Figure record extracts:

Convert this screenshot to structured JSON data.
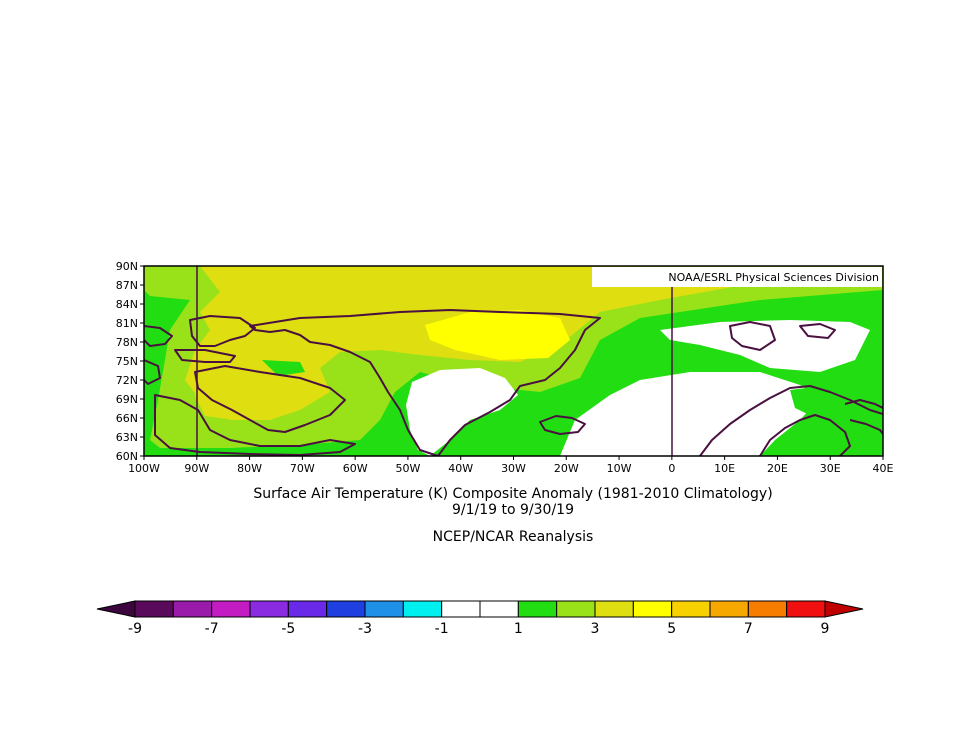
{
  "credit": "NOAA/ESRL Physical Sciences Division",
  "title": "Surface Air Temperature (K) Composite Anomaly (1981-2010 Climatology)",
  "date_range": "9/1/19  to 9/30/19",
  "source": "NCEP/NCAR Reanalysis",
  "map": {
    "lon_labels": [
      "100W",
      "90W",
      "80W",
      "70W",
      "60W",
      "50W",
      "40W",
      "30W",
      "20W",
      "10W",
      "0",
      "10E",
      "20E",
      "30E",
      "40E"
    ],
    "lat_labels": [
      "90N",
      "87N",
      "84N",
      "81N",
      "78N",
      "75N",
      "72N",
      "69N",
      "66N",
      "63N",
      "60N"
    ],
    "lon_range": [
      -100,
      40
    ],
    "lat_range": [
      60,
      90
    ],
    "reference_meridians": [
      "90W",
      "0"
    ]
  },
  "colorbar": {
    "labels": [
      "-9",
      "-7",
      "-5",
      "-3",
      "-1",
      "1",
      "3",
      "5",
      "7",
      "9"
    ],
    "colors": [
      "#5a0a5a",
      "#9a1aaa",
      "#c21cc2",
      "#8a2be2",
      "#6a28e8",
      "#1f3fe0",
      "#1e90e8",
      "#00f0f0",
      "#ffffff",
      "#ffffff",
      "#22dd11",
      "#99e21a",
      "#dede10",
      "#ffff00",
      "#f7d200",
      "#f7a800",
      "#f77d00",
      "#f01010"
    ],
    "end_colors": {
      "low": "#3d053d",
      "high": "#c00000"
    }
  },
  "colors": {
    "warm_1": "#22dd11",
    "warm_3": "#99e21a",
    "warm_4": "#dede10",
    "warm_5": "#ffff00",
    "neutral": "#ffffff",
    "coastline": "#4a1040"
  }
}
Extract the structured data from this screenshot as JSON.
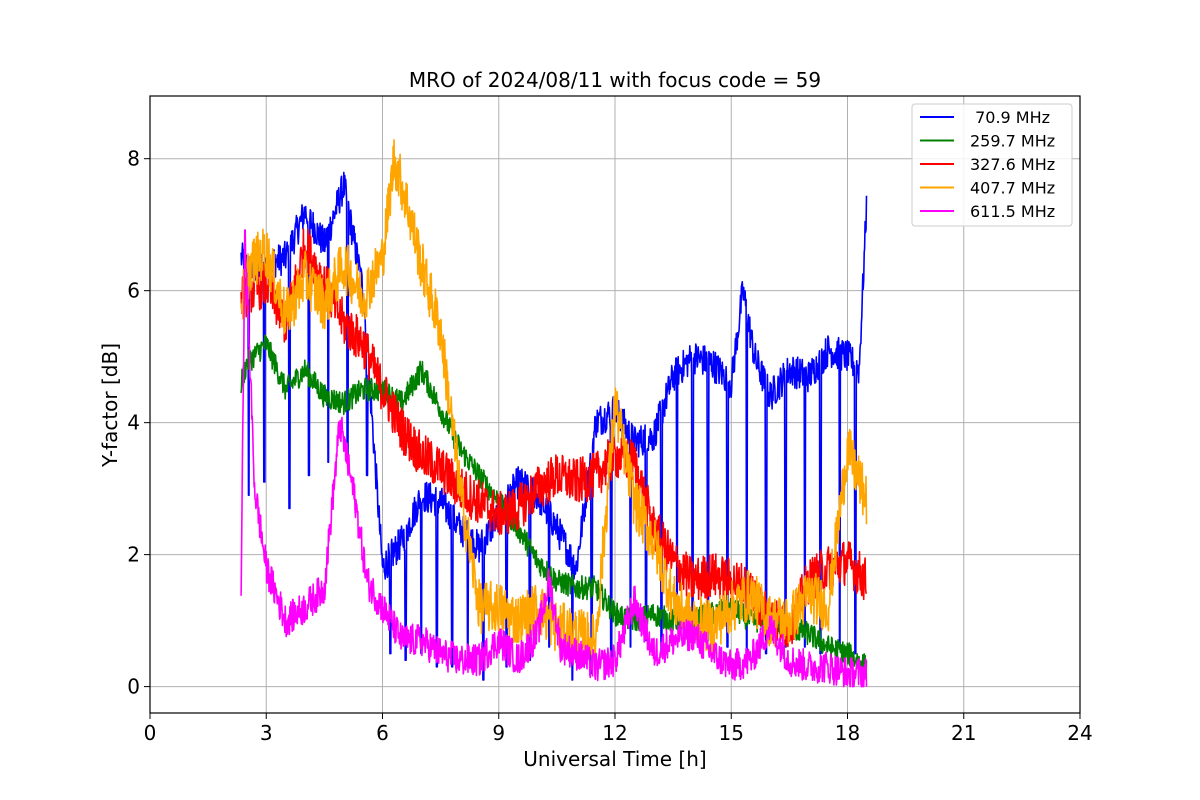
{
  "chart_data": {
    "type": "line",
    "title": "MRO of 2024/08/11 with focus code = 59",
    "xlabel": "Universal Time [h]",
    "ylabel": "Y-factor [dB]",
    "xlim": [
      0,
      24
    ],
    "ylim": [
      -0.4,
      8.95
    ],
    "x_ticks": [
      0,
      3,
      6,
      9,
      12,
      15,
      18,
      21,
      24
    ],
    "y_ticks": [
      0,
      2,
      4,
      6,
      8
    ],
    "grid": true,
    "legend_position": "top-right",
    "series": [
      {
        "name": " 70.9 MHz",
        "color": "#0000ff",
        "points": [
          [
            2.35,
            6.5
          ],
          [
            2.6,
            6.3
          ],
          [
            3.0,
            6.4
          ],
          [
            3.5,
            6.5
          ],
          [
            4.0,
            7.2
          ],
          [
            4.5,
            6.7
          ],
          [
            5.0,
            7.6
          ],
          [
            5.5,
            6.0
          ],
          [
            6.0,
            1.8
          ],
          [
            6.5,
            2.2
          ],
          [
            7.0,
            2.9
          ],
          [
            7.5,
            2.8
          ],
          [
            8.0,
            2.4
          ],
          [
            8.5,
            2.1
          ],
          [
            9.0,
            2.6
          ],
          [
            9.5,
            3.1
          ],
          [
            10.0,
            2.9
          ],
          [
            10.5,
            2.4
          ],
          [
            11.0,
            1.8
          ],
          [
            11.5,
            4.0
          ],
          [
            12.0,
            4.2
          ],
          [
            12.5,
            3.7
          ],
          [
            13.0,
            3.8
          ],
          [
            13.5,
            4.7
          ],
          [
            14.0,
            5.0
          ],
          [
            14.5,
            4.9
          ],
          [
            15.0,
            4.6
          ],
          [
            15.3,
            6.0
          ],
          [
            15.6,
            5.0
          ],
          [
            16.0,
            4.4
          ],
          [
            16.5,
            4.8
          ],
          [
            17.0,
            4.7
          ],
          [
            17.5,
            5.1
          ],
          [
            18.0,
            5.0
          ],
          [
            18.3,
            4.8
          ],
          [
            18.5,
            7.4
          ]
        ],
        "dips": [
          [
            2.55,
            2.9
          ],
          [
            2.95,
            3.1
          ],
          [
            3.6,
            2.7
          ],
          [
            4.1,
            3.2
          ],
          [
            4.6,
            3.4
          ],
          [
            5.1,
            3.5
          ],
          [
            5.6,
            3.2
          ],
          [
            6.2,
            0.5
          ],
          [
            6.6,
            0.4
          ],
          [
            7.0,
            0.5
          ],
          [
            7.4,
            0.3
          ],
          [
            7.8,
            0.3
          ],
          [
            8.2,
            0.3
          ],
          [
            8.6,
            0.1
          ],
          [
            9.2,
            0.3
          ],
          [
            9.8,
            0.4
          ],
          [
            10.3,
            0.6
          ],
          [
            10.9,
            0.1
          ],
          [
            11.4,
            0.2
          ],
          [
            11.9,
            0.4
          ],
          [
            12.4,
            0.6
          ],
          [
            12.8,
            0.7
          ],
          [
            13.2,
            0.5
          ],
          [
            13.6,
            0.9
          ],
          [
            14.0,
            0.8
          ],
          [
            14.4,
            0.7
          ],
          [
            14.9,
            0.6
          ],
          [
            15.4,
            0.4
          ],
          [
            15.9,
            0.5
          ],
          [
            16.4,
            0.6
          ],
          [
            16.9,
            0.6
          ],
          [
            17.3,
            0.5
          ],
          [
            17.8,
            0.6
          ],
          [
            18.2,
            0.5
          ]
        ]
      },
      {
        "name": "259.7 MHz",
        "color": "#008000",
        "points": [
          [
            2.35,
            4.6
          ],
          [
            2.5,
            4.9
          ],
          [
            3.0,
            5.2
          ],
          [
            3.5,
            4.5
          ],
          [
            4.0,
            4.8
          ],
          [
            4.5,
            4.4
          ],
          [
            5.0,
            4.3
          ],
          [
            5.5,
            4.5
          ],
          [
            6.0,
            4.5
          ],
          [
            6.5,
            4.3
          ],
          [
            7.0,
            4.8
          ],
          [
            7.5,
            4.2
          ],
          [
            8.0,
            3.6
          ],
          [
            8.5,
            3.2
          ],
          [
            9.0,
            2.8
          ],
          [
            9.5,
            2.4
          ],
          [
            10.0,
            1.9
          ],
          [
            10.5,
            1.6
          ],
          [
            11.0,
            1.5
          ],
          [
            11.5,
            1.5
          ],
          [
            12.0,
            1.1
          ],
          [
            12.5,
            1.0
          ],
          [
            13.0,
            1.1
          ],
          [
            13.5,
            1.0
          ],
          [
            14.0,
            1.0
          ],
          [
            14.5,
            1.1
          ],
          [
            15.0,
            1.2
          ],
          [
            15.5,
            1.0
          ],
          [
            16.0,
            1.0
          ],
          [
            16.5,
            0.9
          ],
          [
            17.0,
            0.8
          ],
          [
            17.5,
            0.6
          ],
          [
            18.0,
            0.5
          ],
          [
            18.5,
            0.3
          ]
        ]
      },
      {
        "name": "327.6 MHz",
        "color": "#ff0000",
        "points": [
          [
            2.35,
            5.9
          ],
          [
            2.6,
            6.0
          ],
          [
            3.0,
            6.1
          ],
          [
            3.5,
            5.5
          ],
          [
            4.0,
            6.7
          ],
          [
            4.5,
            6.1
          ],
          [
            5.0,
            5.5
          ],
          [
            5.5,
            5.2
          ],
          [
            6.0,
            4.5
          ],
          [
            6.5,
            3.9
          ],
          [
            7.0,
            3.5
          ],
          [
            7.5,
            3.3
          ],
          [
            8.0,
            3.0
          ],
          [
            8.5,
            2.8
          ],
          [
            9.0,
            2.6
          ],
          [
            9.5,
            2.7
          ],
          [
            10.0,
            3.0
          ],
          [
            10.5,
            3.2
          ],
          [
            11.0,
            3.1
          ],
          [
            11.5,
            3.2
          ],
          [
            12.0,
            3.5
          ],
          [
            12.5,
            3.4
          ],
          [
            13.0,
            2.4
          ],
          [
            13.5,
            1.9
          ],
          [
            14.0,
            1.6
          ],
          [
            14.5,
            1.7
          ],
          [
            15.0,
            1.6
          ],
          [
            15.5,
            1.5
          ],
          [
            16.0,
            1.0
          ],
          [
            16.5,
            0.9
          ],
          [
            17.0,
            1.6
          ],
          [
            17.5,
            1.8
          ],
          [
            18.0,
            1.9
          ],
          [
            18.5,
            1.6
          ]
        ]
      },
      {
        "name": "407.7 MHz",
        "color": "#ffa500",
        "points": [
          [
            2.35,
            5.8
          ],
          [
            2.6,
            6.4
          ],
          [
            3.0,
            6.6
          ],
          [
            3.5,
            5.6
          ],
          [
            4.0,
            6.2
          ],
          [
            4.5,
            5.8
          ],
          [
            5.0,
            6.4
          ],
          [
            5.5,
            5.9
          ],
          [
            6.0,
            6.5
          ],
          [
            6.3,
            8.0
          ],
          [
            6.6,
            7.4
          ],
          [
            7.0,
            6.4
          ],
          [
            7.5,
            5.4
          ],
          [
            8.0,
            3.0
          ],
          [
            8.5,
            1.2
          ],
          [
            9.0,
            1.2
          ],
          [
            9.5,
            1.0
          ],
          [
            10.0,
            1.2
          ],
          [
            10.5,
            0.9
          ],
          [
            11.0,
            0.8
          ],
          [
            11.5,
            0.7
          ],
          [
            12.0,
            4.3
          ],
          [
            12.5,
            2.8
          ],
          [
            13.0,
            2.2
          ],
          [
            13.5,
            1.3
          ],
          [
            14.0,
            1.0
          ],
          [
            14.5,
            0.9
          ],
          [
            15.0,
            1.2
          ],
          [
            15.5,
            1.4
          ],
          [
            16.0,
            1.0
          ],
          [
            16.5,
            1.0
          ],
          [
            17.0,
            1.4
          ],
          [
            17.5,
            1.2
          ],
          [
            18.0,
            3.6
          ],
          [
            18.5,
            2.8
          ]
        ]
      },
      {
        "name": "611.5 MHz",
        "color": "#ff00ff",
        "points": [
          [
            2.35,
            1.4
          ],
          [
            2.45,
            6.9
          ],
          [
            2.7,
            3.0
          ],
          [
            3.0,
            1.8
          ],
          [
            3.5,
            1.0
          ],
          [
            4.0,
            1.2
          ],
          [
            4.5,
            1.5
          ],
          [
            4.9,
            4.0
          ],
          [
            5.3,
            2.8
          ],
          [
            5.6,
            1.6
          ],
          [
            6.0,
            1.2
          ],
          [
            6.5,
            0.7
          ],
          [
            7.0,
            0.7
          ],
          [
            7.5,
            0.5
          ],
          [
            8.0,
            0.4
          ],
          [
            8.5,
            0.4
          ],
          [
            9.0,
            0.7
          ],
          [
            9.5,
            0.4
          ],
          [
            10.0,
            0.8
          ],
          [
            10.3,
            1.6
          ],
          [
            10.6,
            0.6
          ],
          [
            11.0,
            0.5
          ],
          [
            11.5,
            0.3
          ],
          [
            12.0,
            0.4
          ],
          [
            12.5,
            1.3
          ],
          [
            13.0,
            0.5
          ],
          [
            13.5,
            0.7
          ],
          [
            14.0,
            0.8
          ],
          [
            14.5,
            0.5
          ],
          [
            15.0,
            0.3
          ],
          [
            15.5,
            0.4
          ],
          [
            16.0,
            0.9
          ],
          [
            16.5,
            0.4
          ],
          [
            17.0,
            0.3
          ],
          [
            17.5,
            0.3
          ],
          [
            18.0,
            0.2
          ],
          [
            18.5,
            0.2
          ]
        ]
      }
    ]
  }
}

Given request: Gather up the lines containing the word "this" from these records and copy them.

Finished answer:
Convert this screenshot to structured JSON data.
Extract the structured data from this screenshot as JSON.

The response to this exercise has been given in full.